Task objective
In the records, take the part that opens with the line containing "button[interactable]: 在线约考: [20, 237, 372, 275]" and closes with the line containing "button[interactable]: 考试人数/合格人数: [20, 313, 372, 351]", both ends included. Give back only those lines, with every "报名人数" swapped for "注册人数" and all else left unchanged.
- - -
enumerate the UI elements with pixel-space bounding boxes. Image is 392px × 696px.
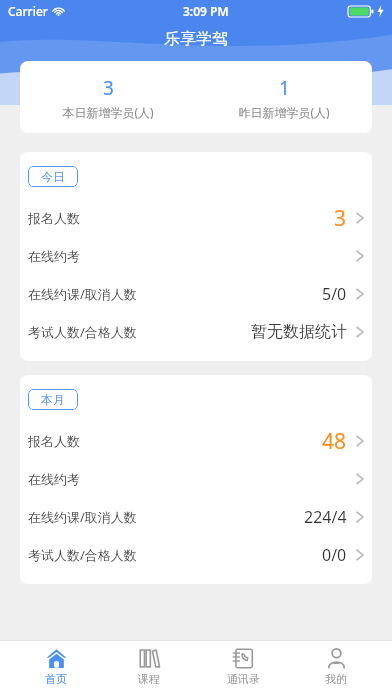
button[interactable]: 在线约考: [20, 237, 372, 275]
other: 首页: [46, 648, 67, 669]
staticText: 在线约课/取消人数: [28, 285, 137, 303]
staticText: 通讯录: [227, 672, 260, 686]
staticText: 在线约考: [28, 248, 80, 264]
staticText: 考试人数/合格人数: [28, 323, 137, 341]
button[interactable]: 在线约课/取消人数: [20, 498, 372, 536]
staticText: 在线约课/取消人数: [28, 508, 137, 526]
staticText: 考试人数/合格人数: [28, 546, 137, 564]
other: 通讯录: [233, 648, 254, 669]
staticText: 3: [103, 75, 114, 101]
staticText: 本月: [41, 392, 65, 407]
button[interactable]: 本月: [28, 389, 78, 410]
staticText: 0/0: [322, 544, 347, 566]
button[interactable]: 1: [196, 61, 372, 133]
button[interactable]: 课程: [112, 640, 186, 696]
staticText: 首页: [45, 672, 67, 686]
staticText: 3:09 PM: [183, 3, 229, 19]
staticText: 课程: [138, 672, 160, 686]
button[interactable]: 在线约课/取消人数: [20, 275, 372, 313]
button[interactable]: 首页: [19, 640, 93, 696]
staticText: 5/0: [322, 283, 347, 305]
staticText: 报名人数: [28, 433, 80, 449]
staticText: 本日新增学员(人): [62, 104, 154, 120]
staticText: 1: [279, 75, 290, 101]
staticText: 48: [322, 427, 347, 456]
other: 我的: [326, 648, 347, 669]
staticText: 昨日新增学员(人): [238, 104, 330, 120]
other: 课程: [139, 648, 160, 669]
button[interactable]: 我的: [299, 640, 373, 696]
staticText: 3: [334, 204, 347, 233]
button[interactable]: 在线约考: [20, 460, 372, 498]
button[interactable]: 3: [20, 61, 196, 133]
staticText: 暂无数据统计: [251, 322, 347, 342]
button[interactable]: 考试人数/合格人数: [20, 536, 372, 574]
staticText: Carrier: [8, 3, 48, 19]
staticText: 报名人数: [28, 210, 80, 226]
staticText: 今日: [41, 169, 65, 184]
button[interactable]: 考试人数/合格人数: [20, 313, 372, 351]
staticText: 在线约考: [28, 471, 80, 487]
button[interactable]: 3: [20, 61, 372, 133]
button[interactable]: 通讯录: [206, 640, 280, 696]
staticText: 我的: [325, 672, 347, 686]
button[interactable]: 报名人数: [20, 422, 372, 460]
staticText: 乐享学驾: [164, 29, 228, 49]
button[interactable]: 报名人数: [20, 199, 372, 237]
staticText: 224/4: [304, 506, 347, 528]
button[interactable]: 今日: [28, 166, 78, 187]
- - -
Reply
button[interactable]: 在线约考: [20, 237, 372, 275]
other: 首页: [46, 648, 67, 669]
staticText: 在线约课/取消人数: [28, 285, 137, 303]
staticText: 通讯录: [227, 672, 260, 686]
staticText: 在线约考: [28, 248, 80, 264]
staticText: 考试人数/合格人数: [28, 323, 137, 341]
button[interactable]: 在线约课/取消人数: [20, 498, 372, 536]
staticText: 在线约课/取消人数: [28, 508, 137, 526]
staticText: 考试人数/合格人数: [28, 546, 137, 564]
other: 通讯录: [233, 648, 254, 669]
staticText: 3: [103, 75, 114, 101]
staticText: 本月: [41, 392, 65, 407]
button[interactable]: 本月: [28, 389, 78, 410]
staticText: 0/0: [322, 544, 347, 566]
button[interactable]: 1: [196, 61, 372, 133]
button[interactable]: 课程: [112, 640, 186, 696]
staticText: 首页: [45, 672, 67, 686]
staticText: 3:09 PM: [183, 3, 229, 19]
staticText: 课程: [138, 672, 160, 686]
button[interactable]: 在线约课/取消人数: [20, 275, 372, 313]
button[interactable]: 首页: [19, 640, 93, 696]
staticText: 5/0: [322, 283, 347, 305]
staticText: 注册人数: [28, 433, 80, 449]
staticText: 本日新增学员(人): [62, 104, 154, 120]
staticText: 1: [279, 75, 290, 101]
staticText: 48: [322, 427, 347, 456]
other: 我的: [326, 648, 347, 669]
staticText: 昨日新增学员(人): [238, 104, 330, 120]
other: 课程: [139, 648, 160, 669]
button[interactable]: 我的: [299, 640, 373, 696]
staticText: 3: [334, 204, 347, 233]
button[interactable]: 在线约考: [20, 460, 372, 498]
button[interactable]: 3: [20, 61, 196, 133]
staticText: 暂无数据统计: [251, 322, 347, 342]
button[interactable]: 考试人数/合格人数: [20, 536, 372, 574]
staticText: Carrier: [8, 3, 48, 19]
staticText: 注册人数: [28, 210, 80, 226]
staticText: 今日: [41, 169, 65, 184]
button[interactable]: 考试人数/合格人数: [20, 313, 372, 351]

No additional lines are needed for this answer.